Rows —
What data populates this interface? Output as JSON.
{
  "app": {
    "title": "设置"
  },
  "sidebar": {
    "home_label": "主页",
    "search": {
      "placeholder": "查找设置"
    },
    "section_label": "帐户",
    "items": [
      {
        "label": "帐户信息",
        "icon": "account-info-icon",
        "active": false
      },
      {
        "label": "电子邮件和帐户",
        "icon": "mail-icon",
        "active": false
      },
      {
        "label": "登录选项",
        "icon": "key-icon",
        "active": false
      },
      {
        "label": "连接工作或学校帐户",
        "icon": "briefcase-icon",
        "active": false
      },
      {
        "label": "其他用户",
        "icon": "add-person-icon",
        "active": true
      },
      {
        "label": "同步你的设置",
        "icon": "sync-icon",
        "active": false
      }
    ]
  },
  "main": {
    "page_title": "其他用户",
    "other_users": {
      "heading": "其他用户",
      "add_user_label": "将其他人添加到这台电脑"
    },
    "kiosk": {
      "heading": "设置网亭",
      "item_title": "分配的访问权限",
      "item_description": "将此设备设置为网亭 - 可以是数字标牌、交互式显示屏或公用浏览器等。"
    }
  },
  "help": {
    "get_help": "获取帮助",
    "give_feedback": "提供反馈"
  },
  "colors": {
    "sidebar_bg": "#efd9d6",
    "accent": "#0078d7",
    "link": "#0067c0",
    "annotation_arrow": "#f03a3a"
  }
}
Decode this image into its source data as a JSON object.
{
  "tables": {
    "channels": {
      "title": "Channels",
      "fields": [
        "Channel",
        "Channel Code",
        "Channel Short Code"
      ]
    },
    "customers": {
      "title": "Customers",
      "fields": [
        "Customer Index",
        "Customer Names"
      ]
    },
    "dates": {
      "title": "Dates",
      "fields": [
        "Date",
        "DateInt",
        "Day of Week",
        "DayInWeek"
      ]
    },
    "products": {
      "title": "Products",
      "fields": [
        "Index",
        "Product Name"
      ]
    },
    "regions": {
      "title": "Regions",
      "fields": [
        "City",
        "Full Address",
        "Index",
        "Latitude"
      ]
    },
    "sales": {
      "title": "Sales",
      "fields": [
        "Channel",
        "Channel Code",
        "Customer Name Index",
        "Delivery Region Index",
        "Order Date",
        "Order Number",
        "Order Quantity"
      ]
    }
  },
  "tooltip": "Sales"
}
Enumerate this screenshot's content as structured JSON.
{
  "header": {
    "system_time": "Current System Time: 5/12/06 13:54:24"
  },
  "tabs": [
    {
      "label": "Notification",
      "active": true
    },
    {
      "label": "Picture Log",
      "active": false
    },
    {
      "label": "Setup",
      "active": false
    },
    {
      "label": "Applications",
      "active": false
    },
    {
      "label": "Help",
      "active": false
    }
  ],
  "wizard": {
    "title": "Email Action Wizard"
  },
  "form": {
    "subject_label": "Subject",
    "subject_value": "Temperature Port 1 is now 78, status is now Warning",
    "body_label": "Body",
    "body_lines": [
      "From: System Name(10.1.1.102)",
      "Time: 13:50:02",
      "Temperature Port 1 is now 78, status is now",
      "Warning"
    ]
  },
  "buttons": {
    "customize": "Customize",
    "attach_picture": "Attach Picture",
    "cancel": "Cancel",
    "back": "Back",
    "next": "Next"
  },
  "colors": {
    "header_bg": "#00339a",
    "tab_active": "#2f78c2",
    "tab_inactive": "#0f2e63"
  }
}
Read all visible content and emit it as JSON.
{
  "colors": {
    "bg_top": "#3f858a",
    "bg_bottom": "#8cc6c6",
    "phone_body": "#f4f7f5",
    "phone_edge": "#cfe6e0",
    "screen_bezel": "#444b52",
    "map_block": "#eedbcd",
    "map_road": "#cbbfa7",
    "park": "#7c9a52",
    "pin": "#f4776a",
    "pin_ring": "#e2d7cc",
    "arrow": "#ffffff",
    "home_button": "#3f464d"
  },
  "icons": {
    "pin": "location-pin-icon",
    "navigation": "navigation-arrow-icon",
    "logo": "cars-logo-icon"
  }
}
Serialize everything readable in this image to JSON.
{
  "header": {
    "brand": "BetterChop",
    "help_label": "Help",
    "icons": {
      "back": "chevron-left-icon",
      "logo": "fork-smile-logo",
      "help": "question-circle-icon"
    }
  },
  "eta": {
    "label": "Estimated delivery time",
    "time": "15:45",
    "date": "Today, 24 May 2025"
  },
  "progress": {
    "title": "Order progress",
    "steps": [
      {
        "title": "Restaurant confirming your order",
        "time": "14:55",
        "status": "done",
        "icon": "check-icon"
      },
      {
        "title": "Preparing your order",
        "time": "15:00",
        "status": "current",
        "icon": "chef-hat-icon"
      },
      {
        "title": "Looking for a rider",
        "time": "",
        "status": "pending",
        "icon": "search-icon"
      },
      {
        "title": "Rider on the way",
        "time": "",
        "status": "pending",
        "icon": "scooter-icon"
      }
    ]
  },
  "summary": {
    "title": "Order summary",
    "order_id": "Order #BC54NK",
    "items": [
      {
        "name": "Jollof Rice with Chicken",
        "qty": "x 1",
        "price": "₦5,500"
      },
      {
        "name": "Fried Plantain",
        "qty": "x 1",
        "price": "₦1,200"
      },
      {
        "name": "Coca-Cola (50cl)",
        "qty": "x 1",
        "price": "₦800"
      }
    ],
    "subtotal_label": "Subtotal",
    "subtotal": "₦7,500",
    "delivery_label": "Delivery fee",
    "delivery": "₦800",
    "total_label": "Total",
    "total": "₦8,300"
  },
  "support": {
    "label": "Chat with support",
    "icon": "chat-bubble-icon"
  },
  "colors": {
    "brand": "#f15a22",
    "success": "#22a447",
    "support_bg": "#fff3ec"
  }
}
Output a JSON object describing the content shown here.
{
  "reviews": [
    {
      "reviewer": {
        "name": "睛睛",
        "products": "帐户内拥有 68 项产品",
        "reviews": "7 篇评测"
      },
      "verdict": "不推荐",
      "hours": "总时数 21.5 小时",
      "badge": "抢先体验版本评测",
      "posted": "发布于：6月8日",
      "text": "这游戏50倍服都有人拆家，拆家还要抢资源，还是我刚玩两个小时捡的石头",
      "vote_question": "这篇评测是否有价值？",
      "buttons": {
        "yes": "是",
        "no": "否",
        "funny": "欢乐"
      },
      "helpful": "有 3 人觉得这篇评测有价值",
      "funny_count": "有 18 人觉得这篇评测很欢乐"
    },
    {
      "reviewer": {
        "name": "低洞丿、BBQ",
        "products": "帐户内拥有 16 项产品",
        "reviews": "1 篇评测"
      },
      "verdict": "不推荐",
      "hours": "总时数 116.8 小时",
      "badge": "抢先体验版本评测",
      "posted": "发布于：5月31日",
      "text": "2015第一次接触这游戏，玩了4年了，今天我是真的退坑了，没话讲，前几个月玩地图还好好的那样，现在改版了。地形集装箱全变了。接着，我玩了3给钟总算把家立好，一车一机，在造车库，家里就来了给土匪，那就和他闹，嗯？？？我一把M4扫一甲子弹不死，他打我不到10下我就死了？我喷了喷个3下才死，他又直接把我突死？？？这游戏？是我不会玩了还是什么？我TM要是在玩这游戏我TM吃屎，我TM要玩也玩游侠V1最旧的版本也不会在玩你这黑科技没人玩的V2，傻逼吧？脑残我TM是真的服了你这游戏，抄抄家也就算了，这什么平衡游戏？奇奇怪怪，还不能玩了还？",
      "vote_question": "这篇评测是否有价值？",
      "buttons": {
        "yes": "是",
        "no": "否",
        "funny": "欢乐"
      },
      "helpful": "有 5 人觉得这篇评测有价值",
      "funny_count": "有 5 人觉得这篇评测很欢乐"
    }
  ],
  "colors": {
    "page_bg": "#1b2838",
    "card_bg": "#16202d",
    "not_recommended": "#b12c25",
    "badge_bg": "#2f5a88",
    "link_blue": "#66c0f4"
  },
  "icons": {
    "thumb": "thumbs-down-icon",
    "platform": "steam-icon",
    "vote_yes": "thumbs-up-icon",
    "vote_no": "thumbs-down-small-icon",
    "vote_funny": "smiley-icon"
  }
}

Problem —
Extract, from the material above, each line holding the word "Output".

Result —
What data populates this interface? Output as JSON.
Output a JSON object describing the content shown here.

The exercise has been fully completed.